- TASK
Transcribe all of the records precisely as they are presented.

- RECORDS
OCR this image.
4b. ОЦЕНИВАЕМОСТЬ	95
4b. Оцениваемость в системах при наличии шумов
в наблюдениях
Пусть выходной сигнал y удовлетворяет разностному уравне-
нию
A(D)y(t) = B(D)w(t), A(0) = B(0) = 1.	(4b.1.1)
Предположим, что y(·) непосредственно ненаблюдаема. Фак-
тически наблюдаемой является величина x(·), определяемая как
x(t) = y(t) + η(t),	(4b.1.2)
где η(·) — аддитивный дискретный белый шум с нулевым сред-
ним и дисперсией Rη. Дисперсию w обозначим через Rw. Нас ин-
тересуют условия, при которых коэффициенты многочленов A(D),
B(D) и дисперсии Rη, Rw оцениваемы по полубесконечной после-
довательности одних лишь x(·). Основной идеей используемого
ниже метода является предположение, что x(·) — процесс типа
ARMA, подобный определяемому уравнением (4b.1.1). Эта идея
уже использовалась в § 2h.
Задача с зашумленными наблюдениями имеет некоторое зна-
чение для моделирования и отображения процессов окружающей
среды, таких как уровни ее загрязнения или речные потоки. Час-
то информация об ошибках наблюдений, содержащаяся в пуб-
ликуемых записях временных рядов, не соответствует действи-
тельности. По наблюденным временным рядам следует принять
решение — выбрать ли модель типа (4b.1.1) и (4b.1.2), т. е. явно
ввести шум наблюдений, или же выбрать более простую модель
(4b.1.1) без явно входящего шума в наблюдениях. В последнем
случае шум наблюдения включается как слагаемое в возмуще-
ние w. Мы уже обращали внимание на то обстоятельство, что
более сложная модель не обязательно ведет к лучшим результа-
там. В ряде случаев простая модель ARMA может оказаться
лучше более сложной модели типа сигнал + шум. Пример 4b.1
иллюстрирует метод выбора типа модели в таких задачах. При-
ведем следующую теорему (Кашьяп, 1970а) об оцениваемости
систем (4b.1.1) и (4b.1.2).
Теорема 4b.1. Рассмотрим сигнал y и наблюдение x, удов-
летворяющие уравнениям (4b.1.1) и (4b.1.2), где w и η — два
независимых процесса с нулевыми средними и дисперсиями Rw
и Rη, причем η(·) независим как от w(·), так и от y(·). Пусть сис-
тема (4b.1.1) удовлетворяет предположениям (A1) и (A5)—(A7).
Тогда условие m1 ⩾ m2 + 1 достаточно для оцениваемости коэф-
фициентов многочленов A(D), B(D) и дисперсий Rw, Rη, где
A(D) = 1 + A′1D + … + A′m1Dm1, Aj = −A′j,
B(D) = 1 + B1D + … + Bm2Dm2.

- WORKED SOLUTION
OCR this image.
4b. ОЦЕНИВАЕМОСТЬ	95
4b. Оцениваемость в системах при наличии шумов
в наблюдениях
Пусть выходной сигнал y удовлетворяет разностному уравне-
нию
A(D)y(t) = B(D)w(t), A(0) = B(0) = 1.	(4b.1.1)
Предположим, что y(·) непосредственно ненаблюдаема. Фак-
тически наблюдаемой является величина x(·), определяемая как
x(t) = y(t) + η(t),	(4b.1.2)
где η(·) — аддитивный дискретный белый шум с нулевым сред-
ним и дисперсией Rη. Дисперсию w обозначим через Rw. Нас ин-
тересуют условия, при которых коэффициенты многочленов A(D),
B(D) и дисперсии Rη, Rw оцениваемы по полубесконечной после-
довательности одних лишь x(·). Основной идеей используемого
ниже метода является предположение, что x(·) — процесс типа
ARMA, подобный определяемому уравнением (4b.1.1). Эта идея
уже использовалась в § 2h.
Задача с зашумленными наблюдениями имеет некоторое зна-
чение для моделирования и отображения процессов окружающей
среды, таких как уровни ее загрязнения или речные потоки. Час-
то информация об ошибках наблюдений, содержащаяся в пуб-
ликуемых записях временных рядов, не соответствует действи-
тельности. По наблюденным временным рядам следует принять
решение — выбрать ли модель типа (4b.1.1) и (4b.1.2), т. е. явно
ввести шум наблюдений, или же выбрать более простую модель
(4b.1.1) без явно входящего шума в наблюдениях. В последнем
случае шум наблюдения включается как слагаемое в возмуще-
ние w. Мы уже обращали внимание на то обстоятельство, что
более сложная модель не обязательно ведет к лучшим результа-
там. В ряде случаев простая модель ARMA может оказаться
лучше более сложной модели типа сигнал + шум. Пример 4b.1
иллюстрирует метод выбора типа модели в таких задачах. При-
ведем следующую теорему (Кашьяп, 1970а) об оцениваемости
систем (4b.1.1) и (4b.1.2).
Теорема 4b.1. Рассмотрим сигнал y и наблюдение x, удов-
летворяющие уравнениям (4b.1.1) и (4b.1.2), где w и η — два
независимых процесса с нулевыми средними и дисперсиями Rw
и Rη, причем η(·) независим как от w(·), так и от y(·). Пусть сис-
тема (4b.1.1) удовлетворяет предположениям (A1) и (A5)—(A7).
Тогда условие m1 ⩾ m2 + 1 достаточно для оцениваемости коэф-
фициентов многочленов A(D), B(D) и дисперсий Rw, Rη, где
A(D) = 1 + A′1D + … + A′m1Dm1, Aj = −A′j,
B(D) = 1 + B1D + … + Bm2Dm2.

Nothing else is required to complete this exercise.